Look for the string "ladder" and copy every line that has it.

------------------------

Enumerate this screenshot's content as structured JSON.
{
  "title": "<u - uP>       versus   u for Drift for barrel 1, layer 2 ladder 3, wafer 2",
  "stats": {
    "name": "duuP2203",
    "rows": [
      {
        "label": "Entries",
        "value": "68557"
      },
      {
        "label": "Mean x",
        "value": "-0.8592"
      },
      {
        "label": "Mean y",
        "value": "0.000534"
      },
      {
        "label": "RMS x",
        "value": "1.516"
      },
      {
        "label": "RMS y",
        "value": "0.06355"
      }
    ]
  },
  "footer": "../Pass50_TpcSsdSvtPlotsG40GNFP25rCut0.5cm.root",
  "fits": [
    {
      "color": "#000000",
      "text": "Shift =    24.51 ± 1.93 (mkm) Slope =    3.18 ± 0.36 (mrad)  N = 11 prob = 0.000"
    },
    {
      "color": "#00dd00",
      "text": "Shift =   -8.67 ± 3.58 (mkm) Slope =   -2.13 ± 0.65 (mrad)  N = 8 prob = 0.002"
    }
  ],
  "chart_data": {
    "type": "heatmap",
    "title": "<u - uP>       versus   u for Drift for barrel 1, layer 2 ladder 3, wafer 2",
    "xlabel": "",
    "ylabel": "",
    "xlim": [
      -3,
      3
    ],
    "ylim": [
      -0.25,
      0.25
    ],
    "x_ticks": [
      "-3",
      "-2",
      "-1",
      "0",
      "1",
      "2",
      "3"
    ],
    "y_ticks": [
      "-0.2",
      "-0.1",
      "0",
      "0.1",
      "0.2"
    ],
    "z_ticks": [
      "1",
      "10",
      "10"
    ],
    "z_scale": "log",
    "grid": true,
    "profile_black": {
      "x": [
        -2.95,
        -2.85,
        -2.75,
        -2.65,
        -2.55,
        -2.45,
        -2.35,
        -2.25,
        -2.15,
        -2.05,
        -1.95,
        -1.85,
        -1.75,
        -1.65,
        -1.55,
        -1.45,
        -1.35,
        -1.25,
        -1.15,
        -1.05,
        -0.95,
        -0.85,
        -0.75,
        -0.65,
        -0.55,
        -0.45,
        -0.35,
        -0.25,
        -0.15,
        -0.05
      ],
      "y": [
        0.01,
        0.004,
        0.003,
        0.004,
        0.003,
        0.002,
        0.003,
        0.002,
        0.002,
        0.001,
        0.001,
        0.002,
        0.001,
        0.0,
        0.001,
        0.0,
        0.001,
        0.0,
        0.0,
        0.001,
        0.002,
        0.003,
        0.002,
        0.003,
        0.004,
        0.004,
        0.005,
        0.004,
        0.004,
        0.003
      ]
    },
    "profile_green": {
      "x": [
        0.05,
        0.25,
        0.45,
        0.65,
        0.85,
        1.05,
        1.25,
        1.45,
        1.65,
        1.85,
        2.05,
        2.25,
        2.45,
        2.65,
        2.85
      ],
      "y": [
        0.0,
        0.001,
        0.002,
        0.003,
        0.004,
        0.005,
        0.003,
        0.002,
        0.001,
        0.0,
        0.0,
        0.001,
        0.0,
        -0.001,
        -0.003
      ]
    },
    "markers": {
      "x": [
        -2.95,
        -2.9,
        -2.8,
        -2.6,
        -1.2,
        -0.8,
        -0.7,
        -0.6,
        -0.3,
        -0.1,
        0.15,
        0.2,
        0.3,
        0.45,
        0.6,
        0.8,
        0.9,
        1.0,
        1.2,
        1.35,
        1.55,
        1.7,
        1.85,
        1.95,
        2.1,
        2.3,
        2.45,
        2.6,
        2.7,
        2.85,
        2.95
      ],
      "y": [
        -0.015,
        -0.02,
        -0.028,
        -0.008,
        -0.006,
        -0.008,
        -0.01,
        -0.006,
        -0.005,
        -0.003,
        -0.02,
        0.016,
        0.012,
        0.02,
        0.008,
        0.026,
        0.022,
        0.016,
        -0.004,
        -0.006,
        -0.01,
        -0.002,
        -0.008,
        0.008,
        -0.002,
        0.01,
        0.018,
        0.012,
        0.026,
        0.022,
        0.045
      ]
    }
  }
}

------------------------

- **FULL ANSWER**:
  "title": "<u - uP>       versus   u for Drift for barrel 1, layer 2 ladder 3, wafer 2",
    "title": "<u - uP>       versus   u for Drift for barrel 1, layer 2 ladder 3, wafer 2",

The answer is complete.